Direction>
Look through the data below and return each line where "Раздел" appears.

Dataset extract>
○ ○ ○ ○ ○

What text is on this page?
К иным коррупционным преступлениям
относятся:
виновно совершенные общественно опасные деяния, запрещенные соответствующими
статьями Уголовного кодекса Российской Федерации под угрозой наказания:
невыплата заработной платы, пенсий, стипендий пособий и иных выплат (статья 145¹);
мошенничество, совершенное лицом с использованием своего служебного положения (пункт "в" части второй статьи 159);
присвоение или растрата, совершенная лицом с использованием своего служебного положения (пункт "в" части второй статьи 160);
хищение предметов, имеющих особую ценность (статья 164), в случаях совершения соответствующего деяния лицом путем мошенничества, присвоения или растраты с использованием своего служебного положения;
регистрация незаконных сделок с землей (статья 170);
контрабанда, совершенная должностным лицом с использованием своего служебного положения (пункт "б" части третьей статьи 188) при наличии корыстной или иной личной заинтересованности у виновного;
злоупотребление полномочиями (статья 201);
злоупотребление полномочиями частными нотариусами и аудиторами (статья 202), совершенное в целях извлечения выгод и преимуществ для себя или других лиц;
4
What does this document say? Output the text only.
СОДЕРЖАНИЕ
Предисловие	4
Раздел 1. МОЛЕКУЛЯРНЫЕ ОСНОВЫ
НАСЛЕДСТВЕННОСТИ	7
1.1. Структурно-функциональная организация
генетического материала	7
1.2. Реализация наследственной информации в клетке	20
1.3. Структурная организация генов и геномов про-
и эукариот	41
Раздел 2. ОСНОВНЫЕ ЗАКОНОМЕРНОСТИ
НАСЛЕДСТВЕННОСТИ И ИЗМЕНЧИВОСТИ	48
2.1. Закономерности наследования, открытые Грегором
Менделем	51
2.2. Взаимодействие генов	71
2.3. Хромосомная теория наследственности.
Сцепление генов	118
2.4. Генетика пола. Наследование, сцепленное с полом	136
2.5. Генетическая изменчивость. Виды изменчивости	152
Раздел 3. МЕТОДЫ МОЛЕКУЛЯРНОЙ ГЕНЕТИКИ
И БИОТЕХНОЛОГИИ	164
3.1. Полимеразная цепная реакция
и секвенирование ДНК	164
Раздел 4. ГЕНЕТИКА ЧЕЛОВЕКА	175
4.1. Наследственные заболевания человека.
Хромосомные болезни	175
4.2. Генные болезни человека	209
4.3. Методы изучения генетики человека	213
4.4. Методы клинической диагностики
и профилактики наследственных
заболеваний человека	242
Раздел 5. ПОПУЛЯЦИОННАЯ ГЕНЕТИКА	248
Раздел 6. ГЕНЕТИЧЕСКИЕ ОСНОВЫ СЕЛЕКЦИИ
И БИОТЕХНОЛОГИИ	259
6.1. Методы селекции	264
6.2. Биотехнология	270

○ ○ ○ ○ ○

Output of the exercise>
Раздел 1. МОЛЕКУЛЯРНЫЕ ОСНОВЫ
Раздел 2. ОСНОВНЫЕ ЗАКОНОМЕРНОСТИ
Раздел 3. МЕТОДЫ МОЛЕКУЛЯРНОЙ ГЕНЕТИКИ
Раздел 4. ГЕНЕТИКА ЧЕЛОВЕКА	175
Раздел 5. ПОПУЛЯЦИОННАЯ ГЕНЕТИКА	248
Раздел 6. ГЕНЕТИЧЕСКИЕ ОСНОВЫ СЕЛЕКЦИИ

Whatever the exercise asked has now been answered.